» Text provided:
Writing a dissertation is akin to baptism by fire, claims author Jack Hampton. 

If you've ever experienced worries or paralysis on dissertation street, you might agree. No one warns you about rampant overwhelm and attrition in doctoral programs—or how to avoid it. 

If you are struggling to finish your dissertation, the hidden curriculum in doctoral programs most likely caught you by surprise. 

The real secret to finishing a dissertation cannot be found in a library or a laboratory. Instead you discover it as you learn strategies for managing your time, moods, and energy. 

In short, the key to a done dissertation is honing your self-discipline to a level you didn't need in high school or college because you got by on your smarts. 

 

Careful observation reveals that truly successful scholars don't just finish their dissertation. Along the way they also establish powerful, healthy habits that convert goals into achievements. 

Don't reinvent the wheel. Prolific writers and productivity researchers agree on the best practices—ones that resonate with what I've learned from fourteen years of coaching ABD students to success.

» Tasks to carry out:
**1.** Revise the dissertation passage between "If you've ever" and "to avoid it.", inclusive, with "paralysis" changed to "stagnation".
**2.** In the dissertation passage, how many years has the writer spent coaching ABD students?
**3.** Pick up the passage on finishing a dissertation after its final sentence and continue it.

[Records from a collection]

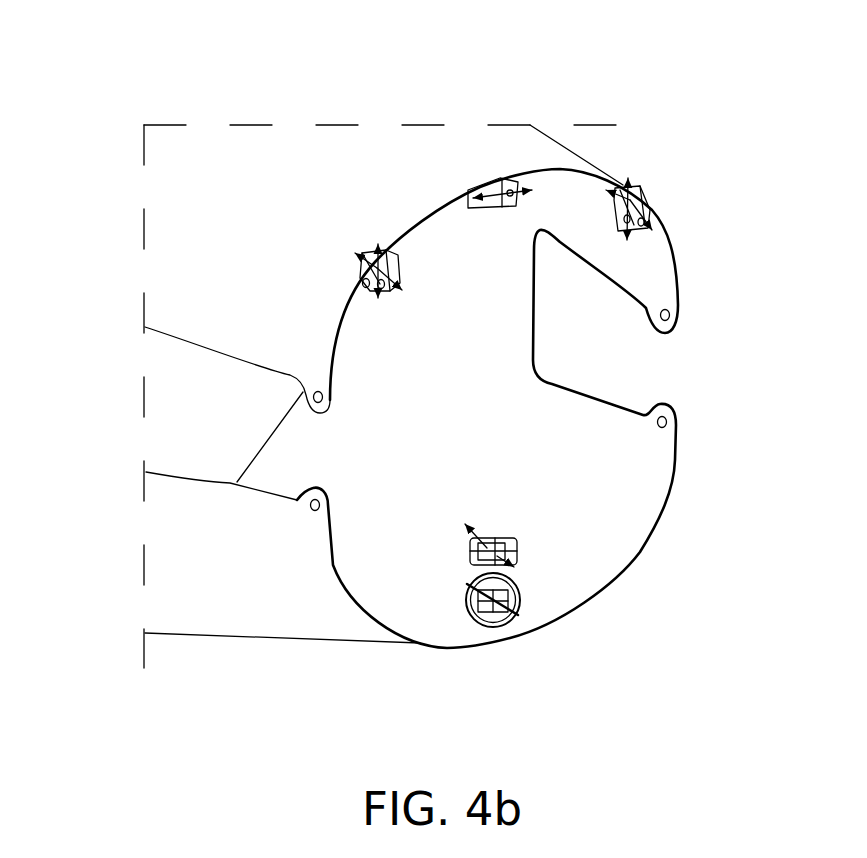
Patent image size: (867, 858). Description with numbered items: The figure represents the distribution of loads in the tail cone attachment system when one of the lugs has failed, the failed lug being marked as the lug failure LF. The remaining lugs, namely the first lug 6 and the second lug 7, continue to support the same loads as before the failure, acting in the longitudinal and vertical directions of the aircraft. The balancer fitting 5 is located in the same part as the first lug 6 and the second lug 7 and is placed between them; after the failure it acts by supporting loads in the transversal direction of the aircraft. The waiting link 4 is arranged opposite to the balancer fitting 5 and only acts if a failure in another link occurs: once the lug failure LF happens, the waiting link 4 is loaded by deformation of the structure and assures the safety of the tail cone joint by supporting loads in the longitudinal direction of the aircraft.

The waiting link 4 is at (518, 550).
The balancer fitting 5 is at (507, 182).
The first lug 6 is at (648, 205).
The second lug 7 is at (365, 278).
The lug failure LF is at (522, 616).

» Answers to the exercise:
**1.**
If you've ever experienced worries or stagnation on dissertation street, you might agree. No one warns you about rampant overwhelm and attrition in doctoral programs—or how to avoid it.

**2.** Fourteen years.

**3.**
 

1. Don't wait for your muse. 

Successful writers don't wait for inspiration or the right mood—they finish their writing projects by honoring their goal. That means calendarizing D-time just as you would appointments with your advisor or dentist. For extra punch, give it a compelling label, e.g., "For my success" or "Be kind to future me!" or whatever calls to you. Get started, keep at it, and your mind will eventually follow suit. When you become present to the writing, the words will come. 

"Your job is to make sure the muse knows where you're going to be every day from nine 'til noon or seven 'til three. If he does know, I assure you that sooner or later he'll start showing up, chomping his cigar and making his magic." ~ Stephen King 

 

2. Lower the barrier to starting. 

Make it easier to start writing than to fritter away your valuable time. Reducing uncertainty about where to start lowers the risk that seeds of doubt will germinate. Skip the temptation to clean off your desk by getting everything ready the night before. Keep your sequenced task list posted to avoid the merry-go-round of indecision: "Should I edit the Intro? Or write Chapter 5?" If a blank page induces terror, leave your Word document open with the last sentence of the day half finished, or include a note about where to start.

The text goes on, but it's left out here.